» Exercise
Search the data below for "Lessons"; list each line that holds it.

» Records for the exercise
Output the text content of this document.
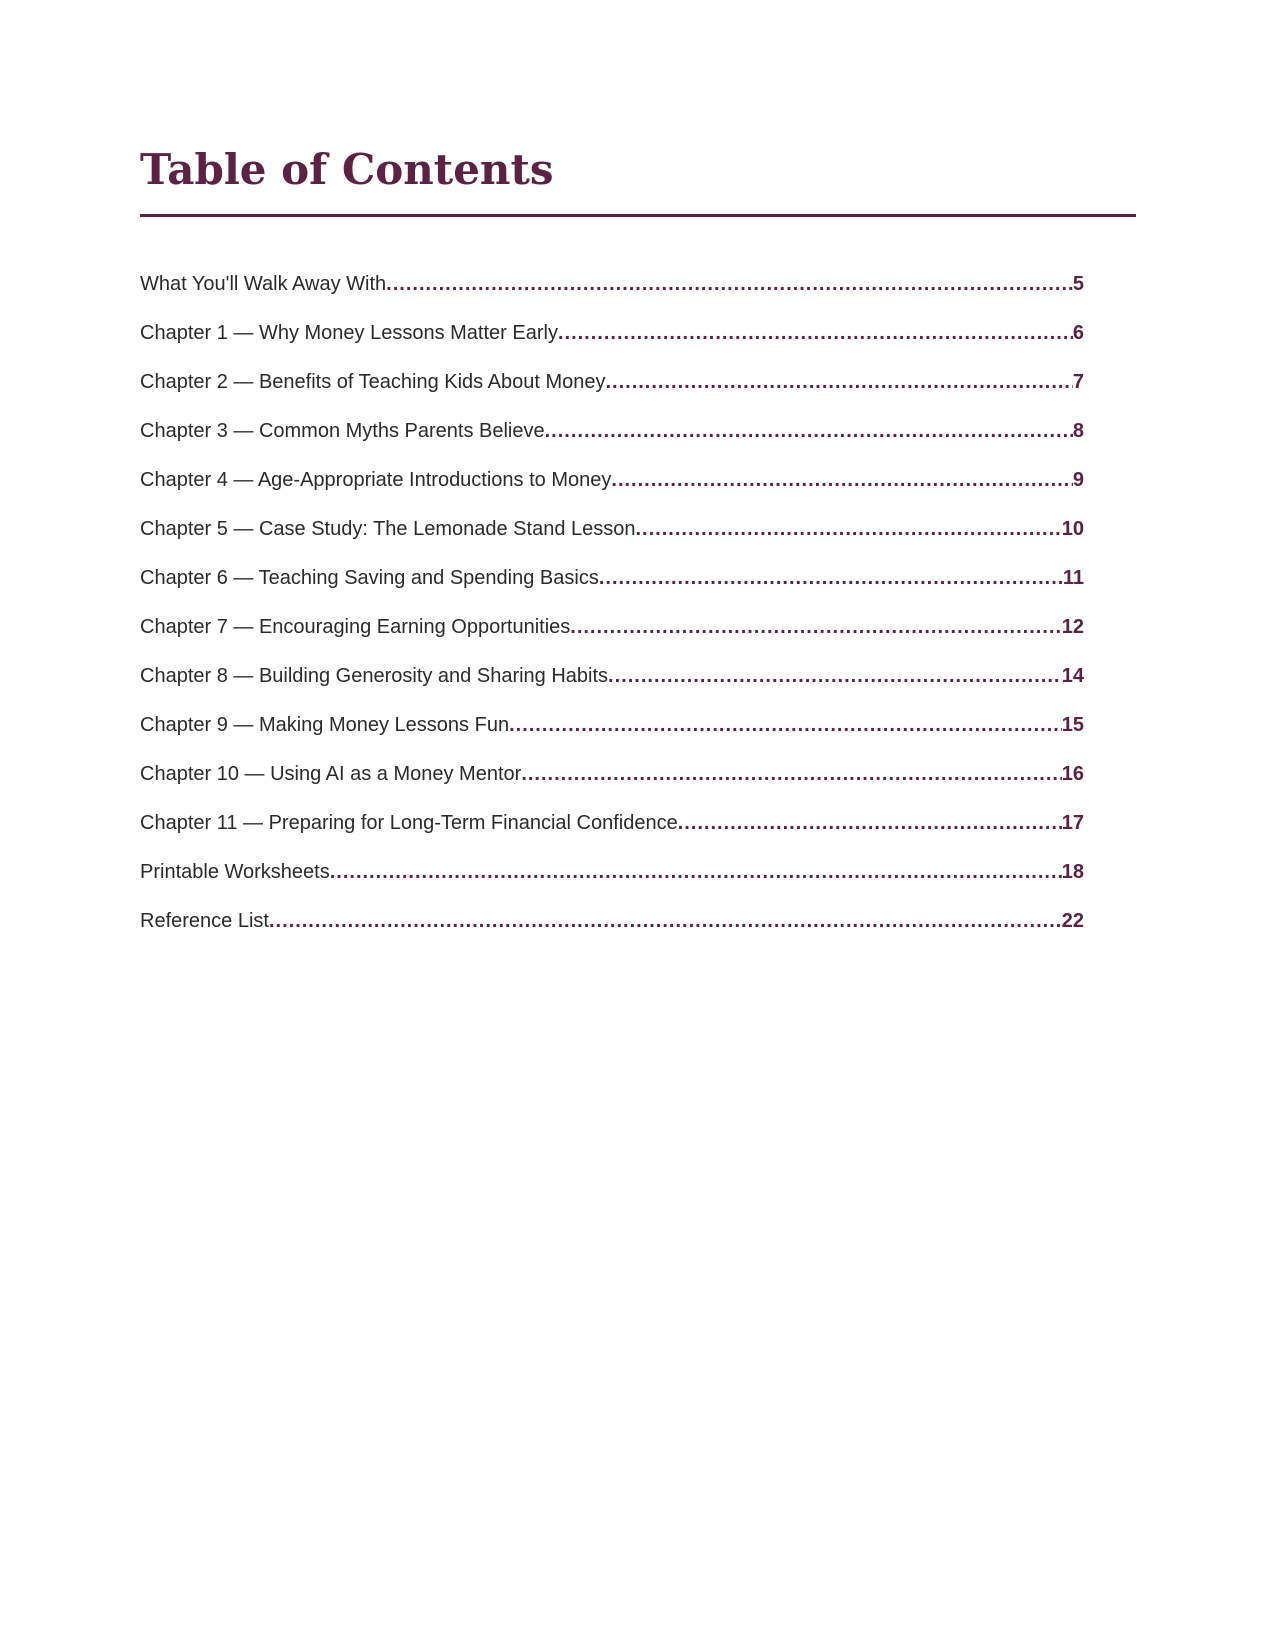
Table of Contents
What You'll Walk Away With .....	5
Chapter 1 — Why Money Lessons Matter Early .....	6
Chapter 2 — Benefits of Teaching Kids About Money .....	7
Chapter 3 — Common Myths Parents Believe .....	8
Chapter 4 — Age-Appropriate Introductions to Money .....	9
Chapter 5 — Case Study: The Lemonade Stand Lesson .....	10
Chapter 6 — Teaching Saving and Spending Basics .....	11
Chapter 7 — Encouraging Earning Opportunities .....	12
Chapter 8 — Building Generosity and Sharing Habits .....	14
Chapter 9 — Making Money Lessons Fun .....	15
Chapter 10 — Using AI as a Money Mentor .....	16
Chapter 11 — Preparing for Long-Term Financial Confidence .....	17
Printable Worksheets .....	18
Reference List .....	22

» Response to this task
Chapter 1 — Why Money Lessons Matter Early .....	6
Chapter 9 — Making Money Lessons Fun .....	15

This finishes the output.